— begin —
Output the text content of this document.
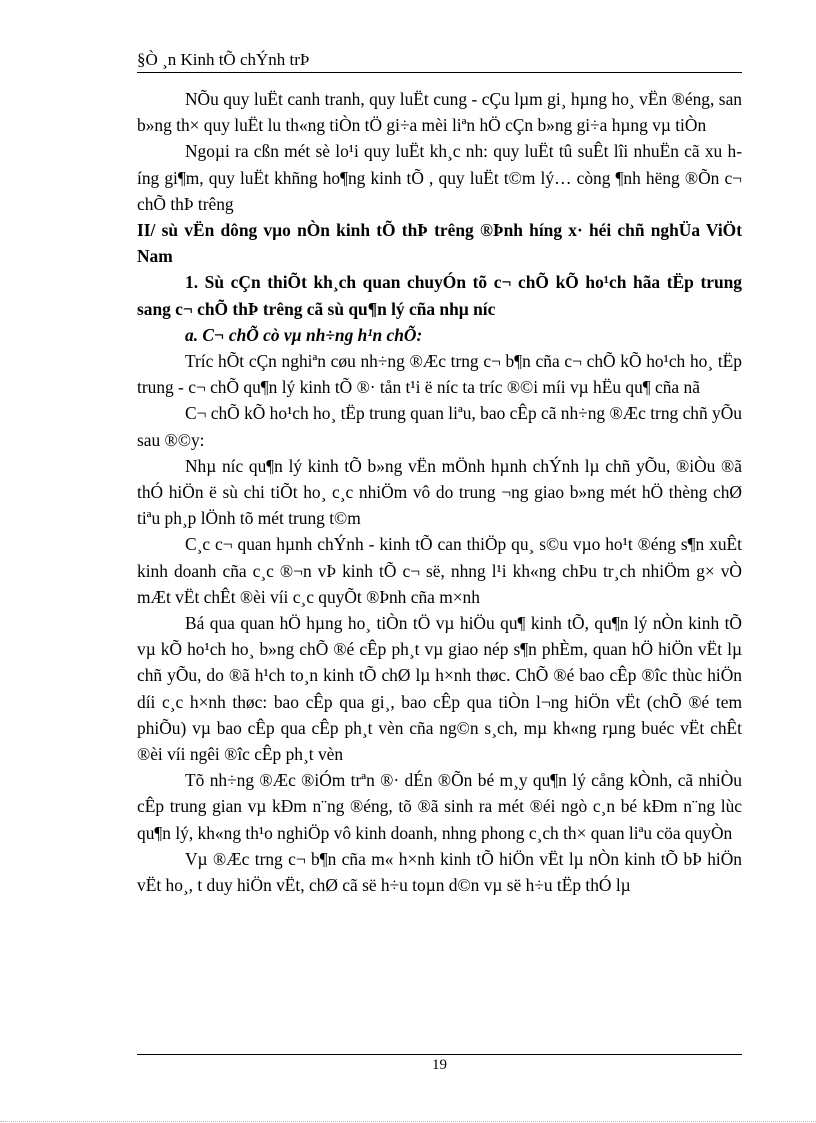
§Ò ¸n Kinh tÕ chÝnh trÞ

NÕu quy luËt canh tranh, quy luËt cung - cÇu lµm gi¸ hµng ho¸ vËn ®éng, san b»ng th× quy luËt lu th«ng tiÒn tÖ gi÷a mèi liªn hÖ cÇn b»ng gi÷a hµng vµ tiÒn

Ngoµi ra cßn mét sè lo¹i quy luËt kh¸c nh: quy luËt tû suÊt lîi nhuËn cã xu híng gi¶m, quy luËt khñng ho¶ng kinh tÕ , quy luËt t©m lý… còng ¶nh hëng ®Õn c¬ chÕ thÞ trêng

II/ sù vËn dông vµo nÒn kinh tÕ thÞ trêng ®Þnh híng x· héi chñ nghÜa ViÖt Nam

1. Sù cÇn thiÕt kh¸ch quan chuyÓn tõ c¬ chÕ kÕ ho¹ch hãa tËp trung sang c¬ chÕ thÞ trêng cã sù qu¶n lý cña nhµ níc

a. C¬ chÕ cò vµ nh÷ng h¹n chÕ:

Tríc hÕt cÇn nghiªn cøu nh÷ng ®Æc trng c¬ b¶n cña c¬ chÕ kÕ ho¹ch ho¸ tËp trung - c¬ chÕ qu¶n lý kinh tÕ ®· tån t¹i ë níc ta tríc ®©i míi vµ hËu qu¶ cña nã

C¬ chÕ kÕ ho¹ch ho¸ tËp trung quan liªu, bao cÊp cã nh÷ng ®Æc trng chñ yÕu sau ®©y:

Nhµ níc qu¶n lý kinh tÕ b»ng vËn mÖnh hµnh chÝnh lµ chñ yÕu, ®iÒu ®ã thÓ hiÖn ë sù chi tiÕt ho¸ c¸c nhiÖm vô do trung ¬ng giao b»ng mét hÖ thèng chØ tiªu ph¸p lÖnh tõ mét trung t©m

C¸c c¬ quan hµnh chÝnh - kinh tÕ can thiÖp qu¸ s©u vµo ho¹t ®éng s¶n xuÊt kinh doanh cña c¸c ®¬n vÞ kinh tÕ c¬ së, nhng l¹i kh«ng chÞu tr¸ch nhiÖm g× vÒ mÆt vËt chÊt ®èi víi c¸c quyÕt ®Þnh cña m×nh

Bá qua quan hÖ hµng ho¸ tiÒn tÖ vµ hiÖu qu¶ kinh tÕ, qu¶n lý nÒn kinh tÕ vµ kÕ ho¹ch ho¸ b»ng chÕ ®é cÊp ph¸t vµ giao nép s¶n phÈm, quan hÖ hiÖn vËt lµ chñ yÕu, do ®ã h¹ch to¸n kinh tÕ chØ lµ h×nh thøc. ChÕ ®é bao cÊp ®îc thùc hiÖn díi c¸c h×nh thøc: bao cÊp qua gi¸, bao cÊp qua tiÒn l¬ng hiÖn vËt (chÕ ®é tem phiÕu) vµ bao cÊp qua cÊp ph¸t vèn cña ng©n s¸ch, mµ kh«ng rµng buéc vËt chÊt ®èi víi ngêi ®îc cÊp ph¸t vèn

Tõ nh÷ng ®Æc ®iÓm trªn ®· dÉn ®Õn bé m¸y qu¶n lý cång kÒnh, cã nhiÒu cÊp trung gian vµ kÐm n¨ng ®éng, tõ ®ã sinh ra mét ®éi ngò c¸n bé kÐm n¨ng lùc qu¶n lý, kh«ng th¹o nghiÖp vô kinh doanh, nhng phong c¸ch th× quan liªu cöa quyÒn

Vµ ®Æc trng c¬ b¶n cña m« h×nh kinh tÕ hiÖn vËt lµ nÒn kinh tÕ bÞ hiÖn vËt ho¸, t duy hiÖn vËt, chØ cã së h÷u toµn d©n vµ së h÷u tËp thÓ lµ

19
— end —
» **Problem statement**:
Pictures are to be left out; repeat all the remaining data exactly.

» **Task answer**:
Output the text content of this document.
§Ò ¸n Kinh tÕ chÝnh trÞ

NÕu quy luËt canh tranh, quy luËt cung - cÇu lµm gi¸ hµng ho¸ vËn ®éng, san b»ng th× quy luËt lu th«ng tiÒn tÖ gi÷a mèi liªn hÖ cÇn b»ng gi÷a hµng vµ tiÒn

Ngoµi ra cßn mét sè lo¹i quy luËt kh¸c nh: quy luËt tû suÊt lîi nhuËn cã xu híng gi¶m, quy luËt khñng ho¶ng kinh tÕ , quy luËt t©m lý… còng ¶nh hëng ®Õn c¬ chÕ thÞ trêng

II/ sù vËn dông vµo nÒn kinh tÕ thÞ trêng ®Þnh híng x· héi chñ nghÜa ViÖt Nam

1. Sù cÇn thiÕt kh¸ch quan chuyÓn tõ c¬ chÕ kÕ ho¹ch hãa tËp trung sang c¬ chÕ thÞ trêng cã sù qu¶n lý cña nhµ níc

a. C¬ chÕ cò vµ nh÷ng h¹n chÕ:

Tríc hÕt cÇn nghiªn cøu nh÷ng ®Æc trng c¬ b¶n cña c¬ chÕ kÕ ho¹ch ho¸ tËp trung - c¬ chÕ qu¶n lý kinh tÕ ®· tån t¹i ë níc ta tríc ®©i míi vµ hËu qu¶ cña nã

C¬ chÕ kÕ ho¹ch ho¸ tËp trung quan liªu, bao cÊp cã nh÷ng ®Æc trng chñ yÕu sau ®©y:

Nhµ níc qu¶n lý kinh tÕ b»ng vËn mÖnh hµnh chÝnh lµ chñ yÕu, ®iÒu ®ã thÓ hiÖn ë sù chi tiÕt ho¸ c¸c nhiÖm vô do trung ¬ng giao b»ng mét hÖ thèng chØ tiªu ph¸p lÖnh tõ mét trung t©m

C¸c c¬ quan hµnh chÝnh - kinh tÕ can thiÖp qu¸ s©u vµo ho¹t ®éng s¶n xuÊt kinh doanh cña c¸c ®¬n vÞ kinh tÕ c¬ së, nhng l¹i kh«ng chÞu tr¸ch nhiÖm g× vÒ mÆt vËt chÊt ®èi víi c¸c quyÕt ®Þnh cña m×nh

Bá qua quan hÖ hµng ho¸ tiÒn tÖ vµ hiÖu qu¶ kinh tÕ, qu¶n lý nÒn kinh tÕ vµ kÕ ho¹ch ho¸ b»ng chÕ ®é cÊp ph¸t vµ giao nép s¶n phÈm, quan hÖ hiÖn vËt lµ chñ yÕu, do ®ã h¹ch to¸n kinh tÕ chØ lµ h×nh thøc. ChÕ ®é bao cÊp ®îc thùc hiÖn díi c¸c h×nh thøc: bao cÊp qua gi¸, bao cÊp qua tiÒn l¬ng hiÖn vËt (chÕ ®é tem phiÕu) vµ bao cÊp qua cÊp ph¸t vèn cña ng©n s¸ch, mµ kh«ng rµng buéc vËt chÊt ®èi víi ngêi ®îc cÊp ph¸t vèn

Tõ nh÷ng ®Æc ®iÓm trªn ®· dÉn ®Õn bé m¸y qu¶n lý cång kÒnh, cã nhiÒu cÊp trung gian vµ kÐm n¨ng ®éng, tõ ®ã sinh ra mét ®éi ngò c¸n bé kÐm n¨ng lùc qu¶n lý, kh«ng th¹o nghiÖp vô kinh doanh, nhng phong c¸ch th× quan liªu cöa quyÒn

Vµ ®Æc trng c¬ b¶n cña m« h×nh kinh tÕ hiÖn vËt lµ nÒn kinh tÕ bÞ hiÖn vËt ho¸, t duy hiÖn vËt, chØ cã së h÷u toµn d©n vµ së h÷u tËp thÓ lµ

19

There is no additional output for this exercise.